(Data records):
****************************************
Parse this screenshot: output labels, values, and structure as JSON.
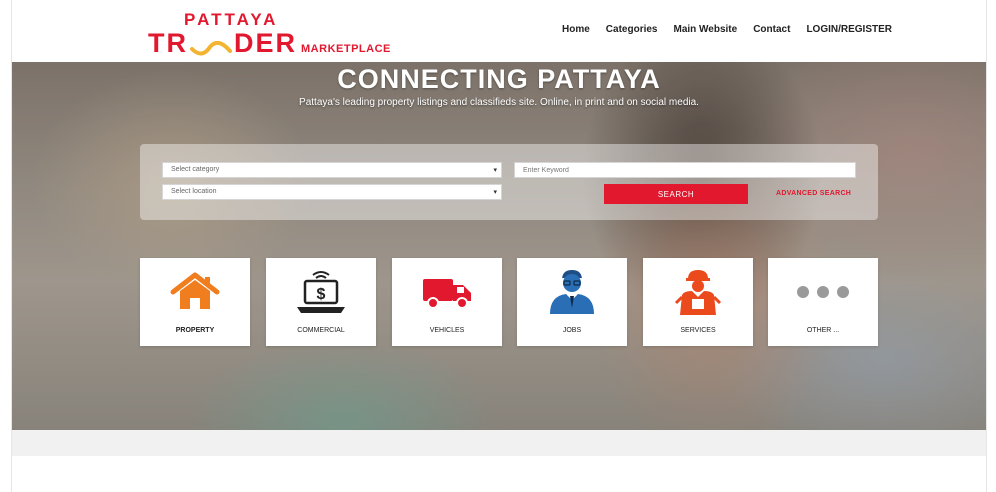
{
  "brand": {
    "top": "PATTAYA",
    "main_left": "TR",
    "main_right": "DER",
    "sub": "MARKETPLACE",
    "color": "#e2182f",
    "accent": "#f2b431"
  },
  "nav": {
    "items": [
      {
        "label": "Home"
      },
      {
        "label": "Categories"
      },
      {
        "label": "Main Website"
      },
      {
        "label": "Contact"
      },
      {
        "label": "LOGIN/REGISTER"
      }
    ]
  },
  "hero": {
    "title": "CONNECTING PATTAYA",
    "subtitle": "Pattaya's leading property listings and classifieds site. Online, in print and on social media."
  },
  "search": {
    "category_value": "Select category",
    "location_value": "Select location",
    "caret": "▾",
    "keyword_placeholder": "Enter Keyword",
    "search_label": "SEARCH",
    "advanced_label": "ADVANCED SEARCH"
  },
  "categories": [
    {
      "label": "PROPERTY",
      "icon": "house-icon",
      "color": "#f07d1e"
    },
    {
      "label": "COMMERCIAL",
      "icon": "laptop-dollar-icon",
      "color": "#222222"
    },
    {
      "label": "VEHICLES",
      "icon": "truck-icon",
      "color": "#e2182f"
    },
    {
      "label": "JOBS",
      "icon": "businessman-icon",
      "color": "#2a6fb5"
    },
    {
      "label": "SERVICES",
      "icon": "worker-icon",
      "color": "#ea4a1c"
    },
    {
      "label": "OTHER ...",
      "icon": "more-dots-icon",
      "color": "#9a9a9a"
    }
  ]
}
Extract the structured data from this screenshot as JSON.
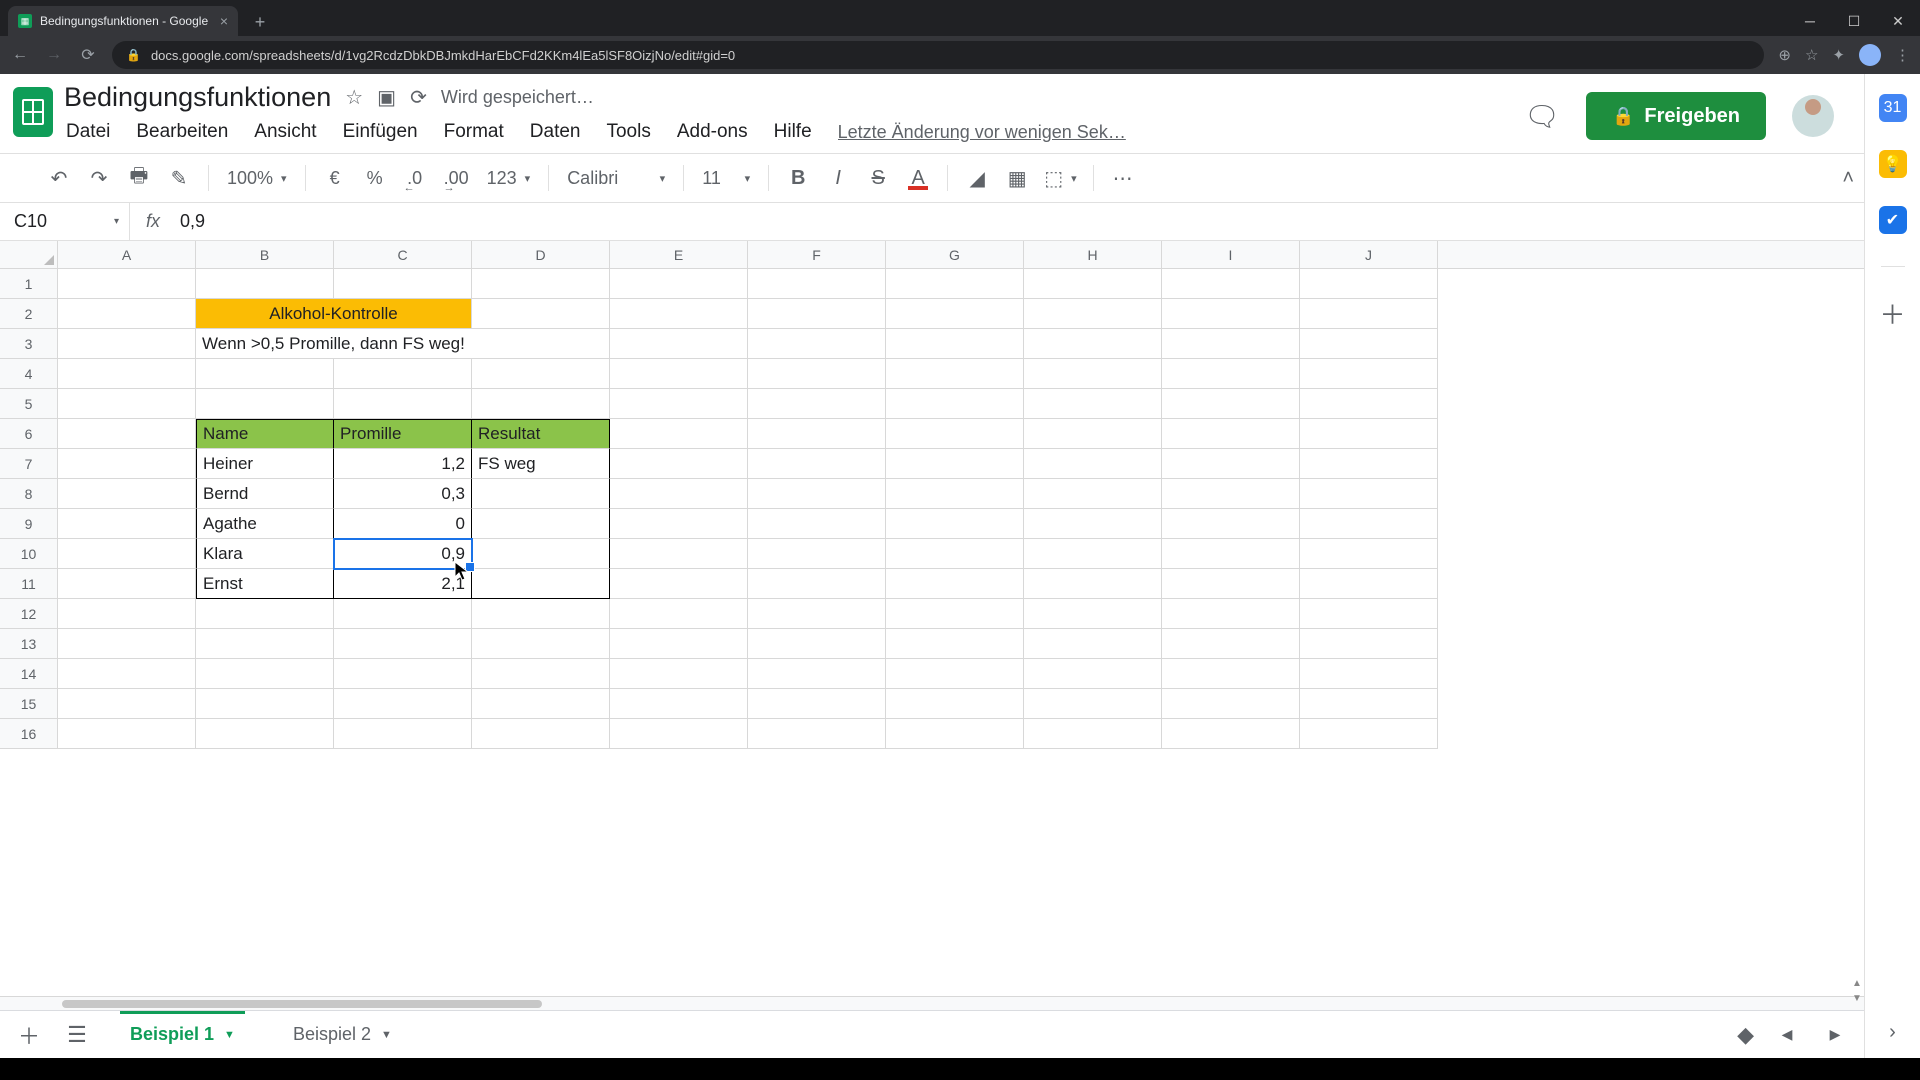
{
  "browser": {
    "tab_title": "Bedingungsfunktionen - Google",
    "url": "docs.google.com/spreadsheets/d/1vg2RcdzDbkDBJmkdHarEbCFd2KKm4lEa5lSF8OizjNo/edit#gid=0"
  },
  "header": {
    "doc_title": "Bedingungsfunktionen",
    "saving": "Wird gespeichert…",
    "last_edit": "Letzte Änderung vor wenigen Sek…",
    "share_label": "Freigeben"
  },
  "menus": {
    "file": "Datei",
    "edit": "Bearbeiten",
    "view": "Ansicht",
    "insert": "Einfügen",
    "format": "Format",
    "data": "Daten",
    "tools": "Tools",
    "addons": "Add-ons",
    "help": "Hilfe"
  },
  "toolbar": {
    "zoom": "100%",
    "currency": "€",
    "percent": "%",
    "dec_less": ".0",
    "dec_more": ".00",
    "num_format": "123",
    "font": "Calibri",
    "font_size": "11",
    "bold": "B",
    "italic": "I",
    "strike": "S",
    "text_color": "A"
  },
  "namebox": "C10",
  "formula": "0,9",
  "columns": [
    "A",
    "B",
    "C",
    "D",
    "E",
    "F",
    "G",
    "H",
    "I",
    "J"
  ],
  "rows": [
    "1",
    "2",
    "3",
    "4",
    "5",
    "6",
    "7",
    "8",
    "9",
    "10",
    "11",
    "12",
    "13",
    "14",
    "15",
    "16"
  ],
  "sheets": {
    "tab1": "Beispiel 1",
    "tab2": "Beispiel 2"
  },
  "chart_data": {
    "type": "table",
    "title": "Alkohol-Kontrolle",
    "subtitle": "Wenn >0,5 Promille, dann FS weg!",
    "headers": {
      "name": "Name",
      "promille": "Promille",
      "resultat": "Resultat"
    },
    "rows": [
      {
        "name": "Heiner",
        "promille": "1,2",
        "resultat": "FS weg"
      },
      {
        "name": "Bernd",
        "promille": "0,3",
        "resultat": ""
      },
      {
        "name": "Agathe",
        "promille": "0",
        "resultat": ""
      },
      {
        "name": "Klara",
        "promille": "0,9",
        "resultat": ""
      },
      {
        "name": "Ernst",
        "promille": "2,1",
        "resultat": ""
      }
    ]
  }
}
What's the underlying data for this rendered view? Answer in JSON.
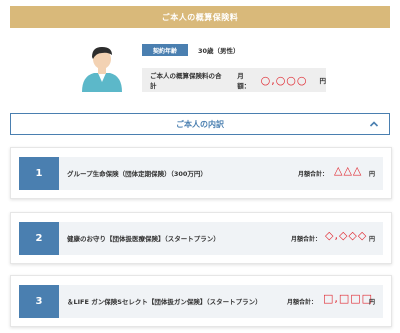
{
  "header": {
    "title": "ご本人の概算保険料"
  },
  "profile": {
    "age_badge": "契約年齢",
    "age_value": "30歳（男性）",
    "total_label": "ご本人の概算保険料の合計",
    "monthly_label": "月額：",
    "total_amount": "○,○○○",
    "yen": "円"
  },
  "details_toggle": {
    "label": "ご本人の内訳"
  },
  "items": [
    {
      "num": "1",
      "name": "グループ生命保険（団体定期保険）（300万円）",
      "monthly_label": "月額合計：",
      "amount": "△△△",
      "yen": "円"
    },
    {
      "num": "2",
      "name": "健康のお守り【団体扱医療保険】（スタートプラン）",
      "monthly_label": "月額合計：",
      "amount": "◇,◇◇◇",
      "yen": "円"
    },
    {
      "num": "3",
      "name": "＆LIFE ガン保険Sセレクト【団体扱ガン保険】（スタートプラン）",
      "monthly_label": "月額合計：",
      "amount": "□,□□□",
      "yen": "円"
    }
  ],
  "colors": {
    "header_bg": "#d9b97a",
    "accent_blue": "#4a7fb0",
    "amount_red": "#e0262e",
    "card_inner_bg": "#f0f3f6"
  }
}
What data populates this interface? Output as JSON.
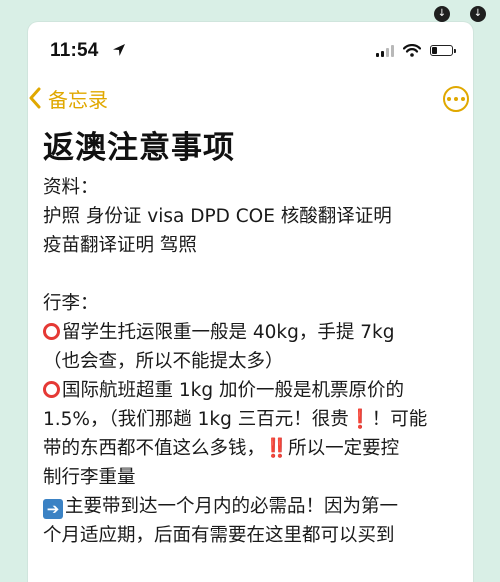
{
  "status": {
    "time": "11:54"
  },
  "nav": {
    "back_label": "备忘录"
  },
  "note": {
    "title": "返澳注意事项",
    "lines": [
      "资料：",
      "护照 身份证 visa DPD  COE  核酸翻译证明",
      "疫苗翻译证明 驾照",
      "",
      "行李：",
      "留学生托运限重一般是 40kg，手提 7kg",
      "（也会查，所以不能提太多）",
      "国际航班超重 1kg 加价一般是机票原价的",
      "1.5%，（我们那趟 1kg 三百元！很贵",
      "带的东西都不值这么多钱，",
      "所以一定要控",
      "制行李重量",
      "主要带到达一个月内的必需品！因为第一",
      "个月适应期，后面有需要在这里都可以买到",
      "！",
      "！可能",
      "‼️"
    ]
  },
  "icons": [
    "location-arrow-icon",
    "signal-icon",
    "wifi-icon",
    "battery-icon",
    "chevron-left-icon",
    "more-icon",
    "circle-mark-icon",
    "arrow-right-icon",
    "exclamation-icon",
    "double-exclamation-icon"
  ],
  "colors": {
    "accent": "#e0a800",
    "background": "#d9efe6",
    "mark_red": "#e53935",
    "arrow_blue": "#3b82c4"
  },
  "battery_level": 0.25
}
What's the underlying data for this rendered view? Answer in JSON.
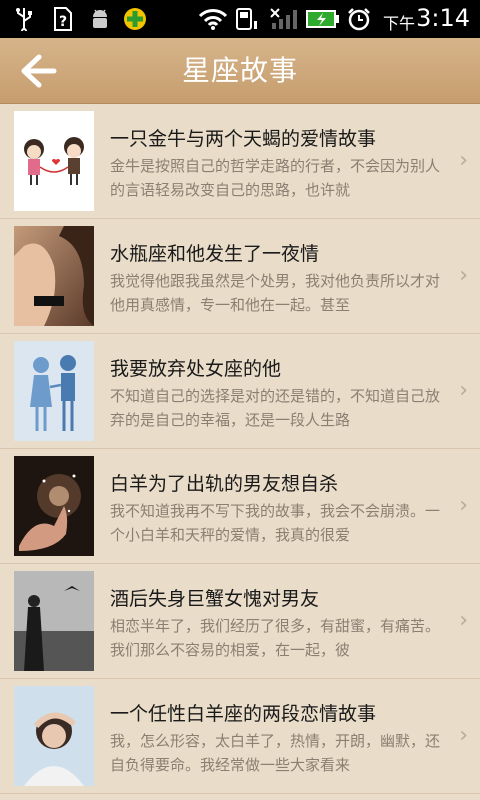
****************************************
(WORK TO COMPLETE): Repeat the material above verbatim. Leave the pictures behind.

(FINAL ANSWER):
Parse this screenshot: output labels, values, and structure as JSON.
{
  "brand": {
    "top": "PATTAYA",
    "main_left": "TR",
    "main_right": "DER",
    "sub": "MARKETPLACE",
    "color": "#e2182f",
    "accent": "#f2b431"
  },
  "nav": {
    "items": [
      {
        "label": "Home"
      },
      {
        "label": "Categories"
      },
      {
        "label": "Main Website"
      },
      {
        "label": "Contact"
      },
      {
        "label": "LOGIN/REGISTER"
      }
    ]
  },
  "hero": {
    "title": "CONNECTING PATTAYA",
    "subtitle": "Pattaya's leading property listings and classifieds site. Online, in print and on social media."
  },
  "search": {
    "category_value": "Select category",
    "location_value": "Select location",
    "caret": "▾",
    "keyword_placeholder": "Enter Keyword",
    "search_label": "SEARCH",
    "advanced_label": "ADVANCED SEARCH"
  },
  "categories": [
    {
      "label": "PROPERTY",
      "icon": "house-icon",
      "color": "#f07d1e"
    },
    {
      "label": "COMMERCIAL",
      "icon": "laptop-dollar-icon",
      "color": "#222222"
    },
    {
      "label": "VEHICLES",
      "icon": "truck-icon",
      "color": "#e2182f"
    },
    {
      "label": "JOBS",
      "icon": "businessman-icon",
      "color": "#2a6fb5"
    },
    {
      "label": "SERVICES",
      "icon": "worker-icon",
      "color": "#ea4a1c"
    },
    {
      "label": "OTHER ...",
      "icon": "more-dots-icon",
      "color": "#9a9a9a"
    }
  ]
}
Extract the structured data from this screenshot as JSON.
{
  "browser": {
    "tab_title": "Bedingungsfunktionen - Google",
    "url": "docs.google.com/spreadsheets/d/1vg2RcdzDbkDBJmkdHarEbCFd2KKm4lEa5lSF8OizjNo/edit#gid=0"
  },
  "header": {
    "doc_title": "Bedingungsfunktionen",
    "saving": "Wird gespeichert…",
    "last_edit": "Letzte Änderung vor wenigen Sek…",
    "share_label": "Freigeben"
  },
  "menus": {
    "file": "Datei",
    "edit": "Bearbeiten",
    "view": "Ansicht",
    "insert": "Einfügen",
    "format": "Format",
    "data": "Daten",
    "tools": "Tools",
    "addons": "Add-ons",
    "help": "Hilfe"
  },
  "toolbar": {
    "zoom": "100%",
    "currency": "€",
    "percent": "%",
    "dec_less": ".0",
    "dec_more": ".00",
    "num_format": "123",
    "font": "Calibri",
    "font_size": "11",
    "bold": "B",
    "italic": "I",
    "strike": "S",
    "text_color": "A"
  },
  "namebox": "C10",
  "formula": "0,9",
  "columns": [
    "A",
    "B",
    "C",
    "D",
    "E",
    "F",
    "G",
    "H",
    "I",
    "J"
  ],
  "rows": [
    "1",
    "2",
    "3",
    "4",
    "5",
    "6",
    "7",
    "8",
    "9",
    "10",
    "11",
    "12",
    "13",
    "14",
    "15",
    "16"
  ],
  "sheets": {
    "tab1": "Beispiel 1",
    "tab2": "Beispiel 2"
  },
  "chart_data": {
    "type": "table",
    "title": "Alkohol-Kontrolle",
    "subtitle": "Wenn >0,5 Promille, dann FS weg!",
    "headers": {
      "name": "Name",
      "promille": "Promille",
      "resultat": "Resultat"
    },
    "rows": [
      {
        "name": "Heiner",
        "promille": "1,2",
        "resultat": "FS weg"
      },
      {
        "name": "Bernd",
        "promille": "0,3",
        "resultat": ""
      },
      {
        "name": "Agathe",
        "promille": "0",
        "resultat": ""
      },
      {
        "name": "Klara",
        "promille": "0,9",
        "resultat": ""
      },
      {
        "name": "Ernst",
        "promille": "2,1",
        "resultat": ""
      }
    ]
  }
}
What's the underlying data for this rendered view? Answer in JSON.
{
  "header": {
    "title": "ご本人の概算保険料"
  },
  "profile": {
    "age_badge": "契約年齢",
    "age_value": "30歳（男性）",
    "total_label": "ご本人の概算保険料の合計",
    "monthly_label": "月額：",
    "total_amount": "○,○○○",
    "yen": "円"
  },
  "details_toggle": {
    "label": "ご本人の内訳"
  },
  "items": [
    {
      "num": "1",
      "name": "グループ生命保険（団体定期保険）（300万円）",
      "monthly_label": "月額合計：",
      "amount": "△△△",
      "yen": "円"
    },
    {
      "num": "2",
      "name": "健康のお守り【団体扱医療保険】（スタートプラン）",
      "monthly_label": "月額合計：",
      "amount": "◇,◇◇◇",
      "yen": "円"
    },
    {
      "num": "3",
      "name": "＆LIFE ガン保険Sセレクト【団体扱ガン保険】（スタートプラン）",
      "monthly_label": "月額合計：",
      "amount": "□,□□□",
      "yen": "円"
    }
  ],
  "colors": {
    "header_bg": "#d9b97a",
    "accent_blue": "#4a7fb0",
    "amount_red": "#e0262e",
    "card_inner_bg": "#f0f3f6"
  }
}
What data populates this interface? Output as JSON.
{
  "status": {
    "time": "11:54"
  },
  "nav": {
    "back_label": "备忘录"
  },
  "note": {
    "title": "返澳注意事项",
    "lines": [
      "资料：",
      "护照 身份证 visa DPD  COE  核酸翻译证明",
      "疫苗翻译证明 驾照",
      "",
      "行李：",
      "留学生托运限重一般是 40kg，手提 7kg",
      "（也会查，所以不能提太多）",
      "国际航班超重 1kg 加价一般是机票原价的",
      "1.5%，（我们那趟 1kg 三百元！很贵",
      "带的东西都不值这么多钱，",
      "所以一定要控",
      "制行李重量",
      "主要带到达一个月内的必需品！因为第一",
      "个月适应期，后面有需要在这里都可以买到",
      "！",
      "！可能",
      "‼️"
    ]
  },
  "icons": [
    "location-arrow-icon",
    "signal-icon",
    "wifi-icon",
    "battery-icon",
    "chevron-left-icon",
    "more-icon",
    "circle-mark-icon",
    "arrow-right-icon",
    "exclamation-icon",
    "double-exclamation-icon"
  ],
  "colors": {
    "accent": "#e0a800",
    "background": "#d9efe6",
    "mark_red": "#e53935",
    "arrow_blue": "#3b82c4"
  },
  "battery_level": 0.25
}
What's the underlying data for this rendered view? Answer in JSON.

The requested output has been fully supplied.